Exercise description: Go through the material and pull out every line with the string "өсімдік" in it.

+++

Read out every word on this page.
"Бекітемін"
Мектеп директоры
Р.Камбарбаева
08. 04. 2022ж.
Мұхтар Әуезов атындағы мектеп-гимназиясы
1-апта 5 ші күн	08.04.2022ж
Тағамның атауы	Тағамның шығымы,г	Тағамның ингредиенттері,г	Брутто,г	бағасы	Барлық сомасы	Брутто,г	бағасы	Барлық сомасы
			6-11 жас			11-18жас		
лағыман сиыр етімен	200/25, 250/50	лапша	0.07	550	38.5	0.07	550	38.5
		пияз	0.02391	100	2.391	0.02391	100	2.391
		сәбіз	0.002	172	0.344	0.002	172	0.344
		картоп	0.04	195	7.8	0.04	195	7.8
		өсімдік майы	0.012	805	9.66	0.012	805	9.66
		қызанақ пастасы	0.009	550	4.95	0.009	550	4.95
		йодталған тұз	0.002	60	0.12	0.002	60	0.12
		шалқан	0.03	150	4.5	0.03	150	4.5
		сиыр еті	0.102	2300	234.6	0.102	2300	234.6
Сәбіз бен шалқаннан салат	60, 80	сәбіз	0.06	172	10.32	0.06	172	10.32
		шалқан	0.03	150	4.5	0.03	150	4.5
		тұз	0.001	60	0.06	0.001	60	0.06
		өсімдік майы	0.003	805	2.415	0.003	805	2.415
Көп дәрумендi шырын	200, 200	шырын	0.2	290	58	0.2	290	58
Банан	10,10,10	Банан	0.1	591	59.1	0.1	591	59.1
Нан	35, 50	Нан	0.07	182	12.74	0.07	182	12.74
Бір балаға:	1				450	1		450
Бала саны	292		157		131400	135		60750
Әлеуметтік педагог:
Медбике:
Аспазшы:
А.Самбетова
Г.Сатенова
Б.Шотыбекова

+++

Problem solution:
		өсімдік майы	0.012	805	9.66	0.012	805	9.66
		өсімдік майы	0.003	805	2.415	0.003	805	2.415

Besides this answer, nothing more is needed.